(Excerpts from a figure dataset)

— start —

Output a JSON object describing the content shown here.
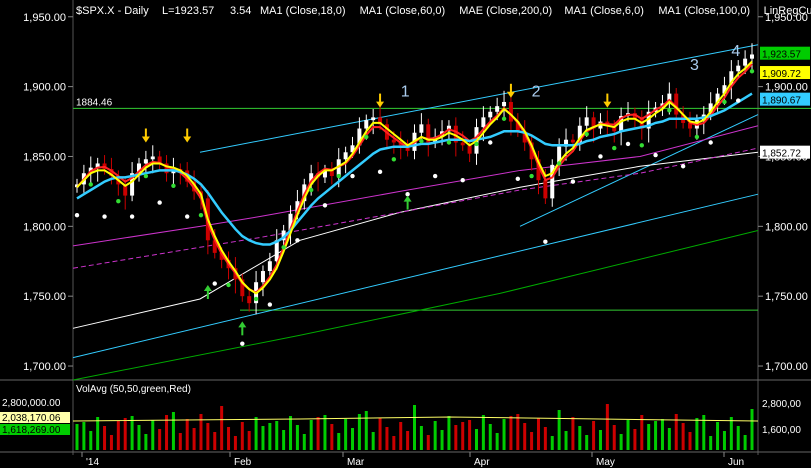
{
  "header": {
    "symbol": "$SPX.X - Daily",
    "last_label": "L=1923.57",
    "change": "3.54",
    "studies": [
      "MA1 (Close,18,0)",
      "MA1 (Close,60,0)",
      "MAE (Close,200,0)",
      "MA1 (Close,6,0)",
      "MA1 (Close,100,0)",
      "LinRegCu..."
    ]
  },
  "left_axis_labels": [
    "1,950.00",
    "1,900.00",
    "1,850.00",
    "1,800.00",
    "1,750.00",
    "1,700.00"
  ],
  "right_axis_labels": [
    "1,950.00",
    "1,900.00",
    "1,850.00",
    "1,800.00",
    "1,750.00",
    "1,700.00"
  ],
  "price_tags": [
    {
      "text": "1,923.57",
      "value": 1923.57,
      "bg": "#00cc00",
      "fg": "#000000"
    },
    {
      "text": "1,909.72",
      "value": 1909.72,
      "bg": "#ffff00",
      "fg": "#000000"
    },
    {
      "text": "1,890.67",
      "value": 1890.67,
      "bg": "#33ccff",
      "fg": "#000000"
    },
    {
      "text": "1,852.72",
      "value": 1852.72,
      "bg": "#ffffff",
      "fg": "#000000"
    }
  ],
  "horizontal_level": {
    "text": "1884.46",
    "value": 1884.46
  },
  "wave_labels": [
    "1",
    "2",
    "3",
    "4"
  ],
  "x_labels": [
    "'14",
    "Feb",
    "Mar",
    "Apr",
    "May",
    "Jun"
  ],
  "volume_panel": {
    "title": "VolAvg (50,50,green,Red)",
    "left_labels": [
      "2,800,000.00",
      "2,038,170.06",
      "1,618,269.00"
    ],
    "right_labels": [
      "2,800,00",
      "1,600,00"
    ]
  },
  "colors": {
    "background": "#000000",
    "up_candle": "#ffffff",
    "down_candle": "#cc0000",
    "ma18": "#33ccff",
    "ma6": "#ffff00",
    "ma100": "#ffffff",
    "ma200": "#00aa00",
    "mae": "#cc33cc",
    "channel": "#33ccff",
    "level": "#33cc33",
    "arrow_down": "#ffcc00",
    "arrow_up": "#33cc33"
  },
  "chart_data": {
    "type": "candlestick",
    "y_range": [
      1690,
      1962
    ],
    "series": [
      {
        "name": "Price (approx close)",
        "values": [
          1830,
          1838,
          1842,
          1845,
          1841,
          1836,
          1830,
          1822,
          1838,
          1845,
          1848,
          1850,
          1845,
          1838,
          1841,
          1840,
          1832,
          1825,
          1820,
          1790,
          1781,
          1776,
          1770,
          1762,
          1750,
          1745,
          1760,
          1768,
          1775,
          1790,
          1797,
          1809,
          1818,
          1830,
          1838,
          1835,
          1840,
          1836,
          1848,
          1853,
          1858,
          1870,
          1876,
          1878,
          1873,
          1862,
          1860,
          1858,
          1854,
          1867,
          1873,
          1860,
          1864,
          1868,
          1872,
          1860,
          1858,
          1852,
          1871,
          1878,
          1882,
          1886,
          1889,
          1875,
          1868,
          1860,
          1848,
          1833,
          1820,
          1844,
          1857,
          1862,
          1860,
          1872,
          1878,
          1870,
          1875,
          1872,
          1868,
          1879,
          1881,
          1877,
          1870,
          1882,
          1885,
          1888,
          1895,
          1880,
          1874,
          1870,
          1876,
          1880,
          1888,
          1895,
          1901,
          1911,
          1915,
          1920,
          1923
        ]
      },
      {
        "name": "MA 6",
        "values": [
          1828,
          1833,
          1838,
          1840,
          1840,
          1837,
          1833,
          1829,
          1832,
          1837,
          1842,
          1845,
          1845,
          1843,
          1842,
          1840,
          1836,
          1830,
          1823,
          1805,
          1793,
          1783,
          1775,
          1768,
          1760,
          1755,
          1752,
          1756,
          1762,
          1770,
          1782,
          1795,
          1808,
          1820,
          1830,
          1836,
          1840,
          1840,
          1843,
          1846,
          1852,
          1860,
          1868,
          1874,
          1874,
          1870,
          1866,
          1862,
          1858,
          1861,
          1864,
          1862,
          1862,
          1864,
          1867,
          1865,
          1862,
          1858,
          1861,
          1867,
          1873,
          1878,
          1884,
          1880,
          1875,
          1868,
          1858,
          1846,
          1836,
          1838,
          1846,
          1852,
          1856,
          1863,
          1869,
          1871,
          1873,
          1872,
          1871,
          1875,
          1877,
          1877,
          1874,
          1877,
          1881,
          1884,
          1889,
          1885,
          1880,
          1875,
          1874,
          1876,
          1882,
          1889,
          1895,
          1903,
          1909,
          1913,
          1918
        ]
      },
      {
        "name": "MA 18",
        "values": [
          1820,
          1823,
          1826,
          1829,
          1832,
          1834,
          1835,
          1835,
          1836,
          1837,
          1838,
          1839,
          1840,
          1840,
          1840,
          1839,
          1837,
          1834,
          1830,
          1824,
          1817,
          1810,
          1804,
          1798,
          1793,
          1790,
          1788,
          1787,
          1787,
          1789,
          1792,
          1797,
          1803,
          1809,
          1815,
          1820,
          1824,
          1828,
          1832,
          1836,
          1840,
          1844,
          1848,
          1852,
          1855,
          1856,
          1857,
          1857,
          1857,
          1858,
          1859,
          1859,
          1860,
          1861,
          1862,
          1862,
          1862,
          1861,
          1862,
          1863,
          1864,
          1866,
          1868,
          1868,
          1868,
          1867,
          1865,
          1862,
          1859,
          1858,
          1858,
          1858,
          1858,
          1859,
          1861,
          1862,
          1864,
          1865,
          1866,
          1868,
          1869,
          1870,
          1871,
          1872,
          1874,
          1875,
          1877,
          1877,
          1877,
          1877,
          1877,
          1878,
          1879,
          1881,
          1883,
          1886,
          1889,
          1892,
          1895
        ]
      }
    ],
    "horizontal_lines": [
      1884.46,
      1740
    ],
    "annotations": [
      "1",
      "2",
      "3",
      "4"
    ]
  }
}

— end —

What is asked: Reproduce all of the material exactly, apart from the pictures.

Finished task:
Output a JSON object describing the content shown here.
{
  "header": {
    "symbol": "$SPX.X - Daily",
    "last_label": "L=1923.57",
    "change": "3.54",
    "studies": [
      "MA1 (Close,18,0)",
      "MA1 (Close,60,0)",
      "MAE (Close,200,0)",
      "MA1 (Close,6,0)",
      "MA1 (Close,100,0)",
      "LinRegCu..."
    ]
  },
  "left_axis_labels": [
    "1,950.00",
    "1,900.00",
    "1,850.00",
    "1,800.00",
    "1,750.00",
    "1,700.00"
  ],
  "right_axis_labels": [
    "1,950.00",
    "1,900.00",
    "1,850.00",
    "1,800.00",
    "1,750.00",
    "1,700.00"
  ],
  "price_tags": [
    {
      "text": "1,923.57",
      "value": 1923.57,
      "bg": "#00cc00",
      "fg": "#000000"
    },
    {
      "text": "1,909.72",
      "value": 1909.72,
      "bg": "#ffff00",
      "fg": "#000000"
    },
    {
      "text": "1,890.67",
      "value": 1890.67,
      "bg": "#33ccff",
      "fg": "#000000"
    },
    {
      "text": "1,852.72",
      "value": 1852.72,
      "bg": "#ffffff",
      "fg": "#000000"
    }
  ],
  "horizontal_level": {
    "text": "1884.46",
    "value": 1884.46
  },
  "wave_labels": [
    "1",
    "2",
    "3",
    "4"
  ],
  "x_labels": [
    "'14",
    "Feb",
    "Mar",
    "Apr",
    "May",
    "Jun"
  ],
  "volume_panel": {
    "title": "VolAvg (50,50,green,Red)",
    "left_labels": [
      "2,800,000.00",
      "2,038,170.06",
      "1,618,269.00"
    ],
    "right_labels": [
      "2,800,00",
      "1,600,00"
    ]
  },
  "colors": {
    "background": "#000000",
    "up_candle": "#ffffff",
    "down_candle": "#cc0000",
    "ma18": "#33ccff",
    "ma6": "#ffff00",
    "ma100": "#ffffff",
    "ma200": "#00aa00",
    "mae": "#cc33cc",
    "channel": "#33ccff",
    "level": "#33cc33",
    "arrow_down": "#ffcc00",
    "arrow_up": "#33cc33"
  },
  "chart_data": {
    "type": "candlestick",
    "y_range": [
      1690,
      1962
    ],
    "series": [
      {
        "name": "Price (approx close)",
        "values": [
          1830,
          1838,
          1842,
          1845,
          1841,
          1836,
          1830,
          1822,
          1838,
          1845,
          1848,
          1850,
          1845,
          1838,
          1841,
          1840,
          1832,
          1825,
          1820,
          1790,
          1781,
          1776,
          1770,
          1762,
          1750,
          1745,
          1760,
          1768,
          1775,
          1790,
          1797,
          1809,
          1818,
          1830,
          1838,
          1835,
          1840,
          1836,
          1848,
          1853,
          1858,
          1870,
          1876,
          1878,
          1873,
          1862,
          1860,
          1858,
          1854,
          1867,
          1873,
          1860,
          1864,
          1868,
          1872,
          1860,
          1858,
          1852,
          1871,
          1878,
          1882,
          1886,
          1889,
          1875,
          1868,
          1860,
          1848,
          1833,
          1820,
          1844,
          1857,
          1862,
          1860,
          1872,
          1878,
          1870,
          1875,
          1872,
          1868,
          1879,
          1881,
          1877,
          1870,
          1882,
          1885,
          1888,
          1895,
          1880,
          1874,
          1870,
          1876,
          1880,
          1888,
          1895,
          1901,
          1911,
          1915,
          1920,
          1923
        ]
      },
      {
        "name": "MA 6",
        "values": [
          1828,
          1833,
          1838,
          1840,
          1840,
          1837,
          1833,
          1829,
          1832,
          1837,
          1842,
          1845,
          1845,
          1843,
          1842,
          1840,
          1836,
          1830,
          1823,
          1805,
          1793,
          1783,
          1775,
          1768,
          1760,
          1755,
          1752,
          1756,
          1762,
          1770,
          1782,
          1795,
          1808,
          1820,
          1830,
          1836,
          1840,
          1840,
          1843,
          1846,
          1852,
          1860,
          1868,
          1874,
          1874,
          1870,
          1866,
          1862,
          1858,
          1861,
          1864,
          1862,
          1862,
          1864,
          1867,
          1865,
          1862,
          1858,
          1861,
          1867,
          1873,
          1878,
          1884,
          1880,
          1875,
          1868,
          1858,
          1846,
          1836,
          1838,
          1846,
          1852,
          1856,
          1863,
          1869,
          1871,
          1873,
          1872,
          1871,
          1875,
          1877,
          1877,
          1874,
          1877,
          1881,
          1884,
          1889,
          1885,
          1880,
          1875,
          1874,
          1876,
          1882,
          1889,
          1895,
          1903,
          1909,
          1913,
          1918
        ]
      },
      {
        "name": "MA 18",
        "values": [
          1820,
          1823,
          1826,
          1829,
          1832,
          1834,
          1835,
          1835,
          1836,
          1837,
          1838,
          1839,
          1840,
          1840,
          1840,
          1839,
          1837,
          1834,
          1830,
          1824,
          1817,
          1810,
          1804,
          1798,
          1793,
          1790,
          1788,
          1787,
          1787,
          1789,
          1792,
          1797,
          1803,
          1809,
          1815,
          1820,
          1824,
          1828,
          1832,
          1836,
          1840,
          1844,
          1848,
          1852,
          1855,
          1856,
          1857,
          1857,
          1857,
          1858,
          1859,
          1859,
          1860,
          1861,
          1862,
          1862,
          1862,
          1861,
          1862,
          1863,
          1864,
          1866,
          1868,
          1868,
          1868,
          1867,
          1865,
          1862,
          1859,
          1858,
          1858,
          1858,
          1858,
          1859,
          1861,
          1862,
          1864,
          1865,
          1866,
          1868,
          1869,
          1870,
          1871,
          1872,
          1874,
          1875,
          1877,
          1877,
          1877,
          1877,
          1877,
          1878,
          1879,
          1881,
          1883,
          1886,
          1889,
          1892,
          1895
        ]
      }
    ],
    "horizontal_lines": [
      1884.46,
      1740
    ],
    "annotations": [
      "1",
      "2",
      "3",
      "4"
    ]
  }
}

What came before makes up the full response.